* start Records shown *
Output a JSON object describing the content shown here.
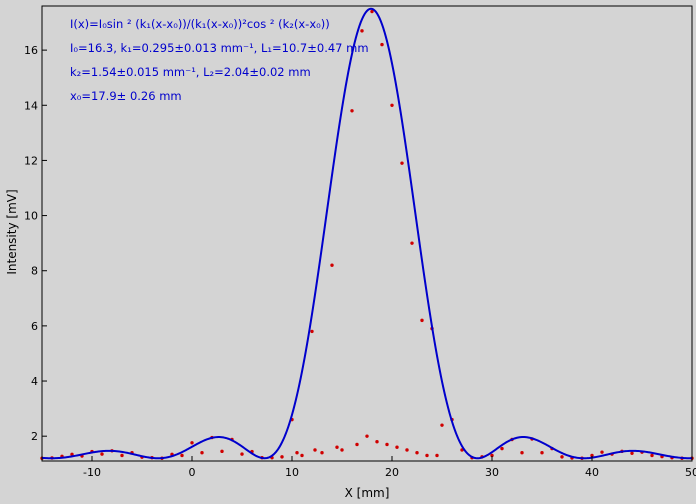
{
  "chart_data": {
    "type": "scatter",
    "xlabel": "X [mm]",
    "ylabel": "Intensity [mV]",
    "xlim": [
      -15,
      50
    ],
    "ylim": [
      1.1,
      17.6
    ],
    "x_ticks": [
      -10,
      0,
      10,
      20,
      30,
      40,
      50
    ],
    "y_ticks": [
      2,
      4,
      6,
      8,
      10,
      12,
      14,
      16
    ],
    "grid": false,
    "background": "#d4d4d4",
    "annotation": [
      "I(x)=I₀sin ² (k₁(x-x₀))/(k₁(x-x₀))²cos ² (k₂(x-x₀))",
      "I₀=16.3,  k₁=0.295±0.013 mm⁻¹,   L₁=10.7±0.47 mm",
      "k₂=1.54±0.015 mm⁻¹,   L₂=2.04±0.02 mm",
      "x₀=17.9±  0.26 mm"
    ],
    "fit": {
      "I0": 16.3,
      "k1": 0.295,
      "k2": 1.54,
      "x0": 17.9,
      "offset": 1.2,
      "color": "#0000cc"
    },
    "measured": {
      "color": "#d00000",
      "points": [
        [
          -15.0,
          1.2
        ],
        [
          -14.0,
          1.21
        ],
        [
          -13.0,
          1.27
        ],
        [
          -12.0,
          1.34
        ],
        [
          -11.0,
          1.28
        ],
        [
          -10.0,
          1.44
        ],
        [
          -9.0,
          1.35
        ],
        [
          -8.0,
          1.47
        ],
        [
          -7.0,
          1.3
        ],
        [
          -6.0,
          1.4
        ],
        [
          -5.0,
          1.24
        ],
        [
          -4.0,
          1.22
        ],
        [
          -3.0,
          1.2
        ],
        [
          -2.0,
          1.34
        ],
        [
          -1.0,
          1.3
        ],
        [
          0.0,
          1.76
        ],
        [
          1.0,
          1.4
        ],
        [
          2.0,
          1.95
        ],
        [
          3.0,
          1.45
        ],
        [
          4.0,
          1.88
        ],
        [
          5.0,
          1.35
        ],
        [
          6.0,
          1.44
        ],
        [
          7.0,
          1.22
        ],
        [
          8.0,
          1.22
        ],
        [
          9.0,
          1.25
        ],
        [
          10.0,
          2.6
        ],
        [
          10.5,
          1.4
        ],
        [
          11.0,
          1.3
        ],
        [
          12.0,
          5.8
        ],
        [
          12.3,
          1.5
        ],
        [
          13.0,
          1.4
        ],
        [
          14.0,
          8.2
        ],
        [
          14.5,
          1.6
        ],
        [
          15.0,
          1.5
        ],
        [
          16.0,
          13.8
        ],
        [
          16.5,
          1.7
        ],
        [
          17.0,
          16.7
        ],
        [
          17.5,
          2.0
        ],
        [
          18.0,
          17.4
        ],
        [
          18.5,
          1.8
        ],
        [
          19.0,
          16.2
        ],
        [
          19.5,
          1.7
        ],
        [
          20.0,
          14.0
        ],
        [
          20.5,
          1.6
        ],
        [
          21.0,
          11.9
        ],
        [
          21.5,
          1.5
        ],
        [
          22.0,
          9.0
        ],
        [
          22.5,
          1.4
        ],
        [
          23.0,
          6.2
        ],
        [
          23.5,
          1.3
        ],
        [
          24.0,
          5.9
        ],
        [
          24.5,
          1.3
        ],
        [
          25.0,
          2.4
        ],
        [
          26.0,
          2.6
        ],
        [
          27.0,
          1.5
        ],
        [
          28.0,
          1.22
        ],
        [
          29.0,
          1.25
        ],
        [
          30.0,
          1.3
        ],
        [
          31.0,
          1.55
        ],
        [
          32.0,
          1.88
        ],
        [
          33.0,
          1.4
        ],
        [
          34.0,
          1.9
        ],
        [
          35.0,
          1.4
        ],
        [
          36.0,
          1.55
        ],
        [
          37.0,
          1.25
        ],
        [
          38.0,
          1.21
        ],
        [
          39.0,
          1.2
        ],
        [
          40.0,
          1.3
        ],
        [
          41.0,
          1.42
        ],
        [
          42.0,
          1.35
        ],
        [
          43.0,
          1.45
        ],
        [
          44.0,
          1.38
        ],
        [
          45.0,
          1.42
        ],
        [
          46.0,
          1.3
        ],
        [
          47.0,
          1.26
        ],
        [
          48.0,
          1.22
        ],
        [
          49.0,
          1.2
        ],
        [
          50.0,
          1.2
        ]
      ]
    }
  }
}
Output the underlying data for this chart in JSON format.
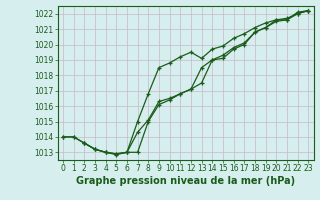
{
  "background_color": "#d6eeee",
  "grid_color": "#c8b8c8",
  "line_color": "#1a5c1a",
  "title": "Graphe pression niveau de la mer (hPa)",
  "title_fontsize": 7.0,
  "ylim": [
    1012.5,
    1022.5
  ],
  "xlim": [
    -0.5,
    23.5
  ],
  "yticks": [
    1013,
    1014,
    1015,
    1016,
    1017,
    1018,
    1019,
    1020,
    1021,
    1022
  ],
  "xticks": [
    0,
    1,
    2,
    3,
    4,
    5,
    6,
    7,
    8,
    9,
    10,
    11,
    12,
    13,
    14,
    15,
    16,
    17,
    18,
    19,
    20,
    21,
    22,
    23
  ],
  "tick_fontsize": 5.5,
  "line1_x": [
    0,
    1,
    2,
    3,
    4,
    5,
    6,
    7,
    8,
    9,
    10,
    11,
    12,
    13,
    14,
    15,
    16,
    17,
    18,
    19,
    20,
    21,
    22,
    23
  ],
  "line1_y": [
    1014.0,
    1014.0,
    1013.6,
    1013.2,
    1013.0,
    1012.9,
    1013.0,
    1013.0,
    1015.0,
    1016.1,
    1016.4,
    1016.8,
    1017.1,
    1018.5,
    1019.0,
    1019.1,
    1019.7,
    1020.0,
    1020.8,
    1021.1,
    1021.5,
    1021.6,
    1022.0,
    1022.2
  ],
  "line2_x": [
    0,
    1,
    2,
    3,
    4,
    5,
    6,
    7,
    8,
    9,
    10,
    11,
    12,
    13,
    14,
    15,
    16,
    17,
    18,
    19,
    20,
    21,
    22,
    23
  ],
  "line2_y": [
    1014.0,
    1014.0,
    1013.6,
    1013.2,
    1013.0,
    1012.9,
    1013.0,
    1015.0,
    1016.8,
    1018.5,
    1018.8,
    1019.2,
    1019.5,
    1019.1,
    1019.7,
    1019.9,
    1020.4,
    1020.7,
    1021.1,
    1021.4,
    1021.6,
    1021.7,
    1022.0,
    1022.2
  ],
  "line3_x": [
    2,
    3,
    4,
    5,
    6,
    7,
    8,
    9,
    10,
    11,
    12,
    13,
    14,
    15,
    16,
    17,
    18,
    19,
    20,
    21,
    22,
    23
  ],
  "line3_y": [
    1013.6,
    1013.2,
    1013.0,
    1012.85,
    1013.0,
    1014.3,
    1015.1,
    1016.3,
    1016.5,
    1016.8,
    1017.1,
    1017.5,
    1019.0,
    1019.3,
    1019.8,
    1020.1,
    1020.8,
    1021.1,
    1021.6,
    1021.6,
    1022.1,
    1022.2
  ]
}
* end Records shown *
■ **Objective**: Copy every line above word for word and exclude the pictures.

■ **Full response**:
Output a JSON object describing the content shown here.
{
  "chart_data": {
    "type": "scatter",
    "xlabel": "X [mm]",
    "ylabel": "Intensity [mV]",
    "xlim": [
      -15,
      50
    ],
    "ylim": [
      1.1,
      17.6
    ],
    "x_ticks": [
      -10,
      0,
      10,
      20,
      30,
      40,
      50
    ],
    "y_ticks": [
      2,
      4,
      6,
      8,
      10,
      12,
      14,
      16
    ],
    "grid": false,
    "background": "#d4d4d4",
    "annotation": [
      "I(x)=I₀sin ² (k₁(x-x₀))/(k₁(x-x₀))²cos ² (k₂(x-x₀))",
      "I₀=16.3,  k₁=0.295±0.013 mm⁻¹,   L₁=10.7±0.47 mm",
      "k₂=1.54±0.015 mm⁻¹,   L₂=2.04±0.02 mm",
      "x₀=17.9±  0.26 mm"
    ],
    "fit": {
      "I0": 16.3,
      "k1": 0.295,
      "k2": 1.54,
      "x0": 17.9,
      "offset": 1.2,
      "color": "#0000cc"
    },
    "measured": {
      "color": "#d00000",
      "points": [
        [
          -15.0,
          1.2
        ],
        [
          -14.0,
          1.21
        ],
        [
          -13.0,
          1.27
        ],
        [
          -12.0,
          1.34
        ],
        [
          -11.0,
          1.28
        ],
        [
          -10.0,
          1.44
        ],
        [
          -9.0,
          1.35
        ],
        [
          -8.0,
          1.47
        ],
        [
          -7.0,
          1.3
        ],
        [
          -6.0,
          1.4
        ],
        [
          -5.0,
          1.24
        ],
        [
          -4.0,
          1.22
        ],
        [
          -3.0,
          1.2
        ],
        [
          -2.0,
          1.34
        ],
        [
          -1.0,
          1.3
        ],
        [
          0.0,
          1.76
        ],
        [
          1.0,
          1.4
        ],
        [
          2.0,
          1.95
        ],
        [
          3.0,
          1.45
        ],
        [
          4.0,
          1.88
        ],
        [
          5.0,
          1.35
        ],
        [
          6.0,
          1.44
        ],
        [
          7.0,
          1.22
        ],
        [
          8.0,
          1.22
        ],
        [
          9.0,
          1.25
        ],
        [
          10.0,
          2.6
        ],
        [
          10.5,
          1.4
        ],
        [
          11.0,
          1.3
        ],
        [
          12.0,
          5.8
        ],
        [
          12.3,
          1.5
        ],
        [
          13.0,
          1.4
        ],
        [
          14.0,
          8.2
        ],
        [
          14.5,
          1.6
        ],
        [
          15.0,
          1.5
        ],
        [
          16.0,
          13.8
        ],
        [
          16.5,
          1.7
        ],
        [
          17.0,
          16.7
        ],
        [
          17.5,
          2.0
        ],
        [
          18.0,
          17.4
        ],
        [
          18.5,
          1.8
        ],
        [
          19.0,
          16.2
        ],
        [
          19.5,
          1.7
        ],
        [
          20.0,
          14.0
        ],
        [
          20.5,
          1.6
        ],
        [
          21.0,
          11.9
        ],
        [
          21.5,
          1.5
        ],
        [
          22.0,
          9.0
        ],
        [
          22.5,
          1.4
        ],
        [
          23.0,
          6.2
        ],
        [
          23.5,
          1.3
        ],
        [
          24.0,
          5.9
        ],
        [
          24.5,
          1.3
        ],
        [
          25.0,
          2.4
        ],
        [
          26.0,
          2.6
        ],
        [
          27.0,
          1.5
        ],
        [
          28.0,
          1.22
        ],
        [
          29.0,
          1.25
        ],
        [
          30.0,
          1.3
        ],
        [
          31.0,
          1.55
        ],
        [
          32.0,
          1.88
        ],
        [
          33.0,
          1.4
        ],
        [
          34.0,
          1.9
        ],
        [
          35.0,
          1.4
        ],
        [
          36.0,
          1.55
        ],
        [
          37.0,
          1.25
        ],
        [
          38.0,
          1.21
        ],
        [
          39.0,
          1.2
        ],
        [
          40.0,
          1.3
        ],
        [
          41.0,
          1.42
        ],
        [
          42.0,
          1.35
        ],
        [
          43.0,
          1.45
        ],
        [
          44.0,
          1.38
        ],
        [
          45.0,
          1.42
        ],
        [
          46.0,
          1.3
        ],
        [
          47.0,
          1.26
        ],
        [
          48.0,
          1.22
        ],
        [
          49.0,
          1.2
        ],
        [
          50.0,
          1.2
        ]
      ]
    }
  }
}
Output the underlying data for this chart in JSON format.
{
  "background_color": "#d6eeee",
  "grid_color": "#c8b8c8",
  "line_color": "#1a5c1a",
  "title": "Graphe pression niveau de la mer (hPa)",
  "title_fontsize": 7.0,
  "ylim": [
    1012.5,
    1022.5
  ],
  "xlim": [
    -0.5,
    23.5
  ],
  "yticks": [
    1013,
    1014,
    1015,
    1016,
    1017,
    1018,
    1019,
    1020,
    1021,
    1022
  ],
  "xticks": [
    0,
    1,
    2,
    3,
    4,
    5,
    6,
    7,
    8,
    9,
    10,
    11,
    12,
    13,
    14,
    15,
    16,
    17,
    18,
    19,
    20,
    21,
    22,
    23
  ],
  "tick_fontsize": 5.5,
  "line1_x": [
    0,
    1,
    2,
    3,
    4,
    5,
    6,
    7,
    8,
    9,
    10,
    11,
    12,
    13,
    14,
    15,
    16,
    17,
    18,
    19,
    20,
    21,
    22,
    23
  ],
  "line1_y": [
    1014.0,
    1014.0,
    1013.6,
    1013.2,
    1013.0,
    1012.9,
    1013.0,
    1013.0,
    1015.0,
    1016.1,
    1016.4,
    1016.8,
    1017.1,
    1018.5,
    1019.0,
    1019.1,
    1019.7,
    1020.0,
    1020.8,
    1021.1,
    1021.5,
    1021.6,
    1022.0,
    1022.2
  ],
  "line2_x": [
    0,
    1,
    2,
    3,
    4,
    5,
    6,
    7,
    8,
    9,
    10,
    11,
    12,
    13,
    14,
    15,
    16,
    17,
    18,
    19,
    20,
    21,
    22,
    23
  ],
  "line2_y": [
    1014.0,
    1014.0,
    1013.6,
    1013.2,
    1013.0,
    1012.9,
    1013.0,
    1015.0,
    1016.8,
    1018.5,
    1018.8,
    1019.2,
    1019.5,
    1019.1,
    1019.7,
    1019.9,
    1020.4,
    1020.7,
    1021.1,
    1021.4,
    1021.6,
    1021.7,
    1022.0,
    1022.2
  ],
  "line3_x": [
    2,
    3,
    4,
    5,
    6,
    7,
    8,
    9,
    10,
    11,
    12,
    13,
    14,
    15,
    16,
    17,
    18,
    19,
    20,
    21,
    22,
    23
  ],
  "line3_y": [
    1013.6,
    1013.2,
    1013.0,
    1012.85,
    1013.0,
    1014.3,
    1015.1,
    1016.3,
    1016.5,
    1016.8,
    1017.1,
    1017.5,
    1019.0,
    1019.3,
    1019.8,
    1020.1,
    1020.8,
    1021.1,
    1021.6,
    1021.6,
    1022.1,
    1022.2
  ]
}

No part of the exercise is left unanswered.